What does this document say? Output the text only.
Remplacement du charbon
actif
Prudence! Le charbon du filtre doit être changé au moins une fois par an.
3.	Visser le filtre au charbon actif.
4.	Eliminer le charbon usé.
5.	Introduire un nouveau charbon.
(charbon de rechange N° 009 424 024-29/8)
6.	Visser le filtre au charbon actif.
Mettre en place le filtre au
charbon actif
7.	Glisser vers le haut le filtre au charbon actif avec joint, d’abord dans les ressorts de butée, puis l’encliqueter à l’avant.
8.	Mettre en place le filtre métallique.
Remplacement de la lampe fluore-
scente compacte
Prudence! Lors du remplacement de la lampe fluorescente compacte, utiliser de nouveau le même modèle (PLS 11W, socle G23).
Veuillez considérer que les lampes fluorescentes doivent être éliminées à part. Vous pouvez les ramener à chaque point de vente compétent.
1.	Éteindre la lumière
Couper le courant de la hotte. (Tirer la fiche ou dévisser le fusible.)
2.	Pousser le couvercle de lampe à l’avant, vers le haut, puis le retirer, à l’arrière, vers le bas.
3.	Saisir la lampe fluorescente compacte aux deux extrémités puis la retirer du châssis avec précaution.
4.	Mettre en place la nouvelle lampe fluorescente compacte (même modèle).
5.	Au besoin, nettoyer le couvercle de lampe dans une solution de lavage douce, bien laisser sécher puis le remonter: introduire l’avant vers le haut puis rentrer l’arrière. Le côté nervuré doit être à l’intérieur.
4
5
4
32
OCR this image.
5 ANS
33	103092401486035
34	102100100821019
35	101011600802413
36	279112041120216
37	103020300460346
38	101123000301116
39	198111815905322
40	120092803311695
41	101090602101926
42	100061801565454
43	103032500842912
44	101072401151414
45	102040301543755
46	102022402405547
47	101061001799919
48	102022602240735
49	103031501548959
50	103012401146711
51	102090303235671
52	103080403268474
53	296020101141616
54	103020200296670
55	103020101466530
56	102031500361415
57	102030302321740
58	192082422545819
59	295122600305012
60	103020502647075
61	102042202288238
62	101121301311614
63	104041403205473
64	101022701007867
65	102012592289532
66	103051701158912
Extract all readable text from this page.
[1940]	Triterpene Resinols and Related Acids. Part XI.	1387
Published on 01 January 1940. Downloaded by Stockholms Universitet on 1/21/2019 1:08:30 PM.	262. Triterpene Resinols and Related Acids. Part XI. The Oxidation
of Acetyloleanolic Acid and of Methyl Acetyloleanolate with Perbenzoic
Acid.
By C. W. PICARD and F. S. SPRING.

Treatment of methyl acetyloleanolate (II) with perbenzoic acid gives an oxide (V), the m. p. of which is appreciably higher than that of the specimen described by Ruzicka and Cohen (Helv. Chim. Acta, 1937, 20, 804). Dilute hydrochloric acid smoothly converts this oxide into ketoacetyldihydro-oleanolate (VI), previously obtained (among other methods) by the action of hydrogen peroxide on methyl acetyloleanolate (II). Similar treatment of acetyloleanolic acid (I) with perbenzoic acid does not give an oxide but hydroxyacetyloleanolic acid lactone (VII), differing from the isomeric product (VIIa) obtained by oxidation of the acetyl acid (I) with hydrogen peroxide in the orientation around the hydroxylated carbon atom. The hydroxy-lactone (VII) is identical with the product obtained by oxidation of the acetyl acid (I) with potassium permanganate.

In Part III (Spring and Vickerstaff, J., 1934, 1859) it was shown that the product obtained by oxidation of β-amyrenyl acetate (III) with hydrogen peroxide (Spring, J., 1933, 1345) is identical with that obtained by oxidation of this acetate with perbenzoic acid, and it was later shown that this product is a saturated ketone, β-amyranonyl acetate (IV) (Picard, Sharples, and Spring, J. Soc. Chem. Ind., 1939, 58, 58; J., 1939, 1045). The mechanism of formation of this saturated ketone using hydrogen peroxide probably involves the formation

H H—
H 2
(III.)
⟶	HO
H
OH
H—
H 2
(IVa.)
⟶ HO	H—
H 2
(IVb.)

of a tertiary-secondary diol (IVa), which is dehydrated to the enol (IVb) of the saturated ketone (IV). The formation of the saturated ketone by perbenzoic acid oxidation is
++++++++
(Stated task):
Copy out each line of the material that holds the word "modèle".

(Result of the exercise):
Prudence! Lors du remplacement de la lampe fluorescente compacte, utiliser de nouveau le même modèle (PLS 11W, socle G23).
4.	Mettre en place la nouvelle lampe fluorescente compacte (même modèle).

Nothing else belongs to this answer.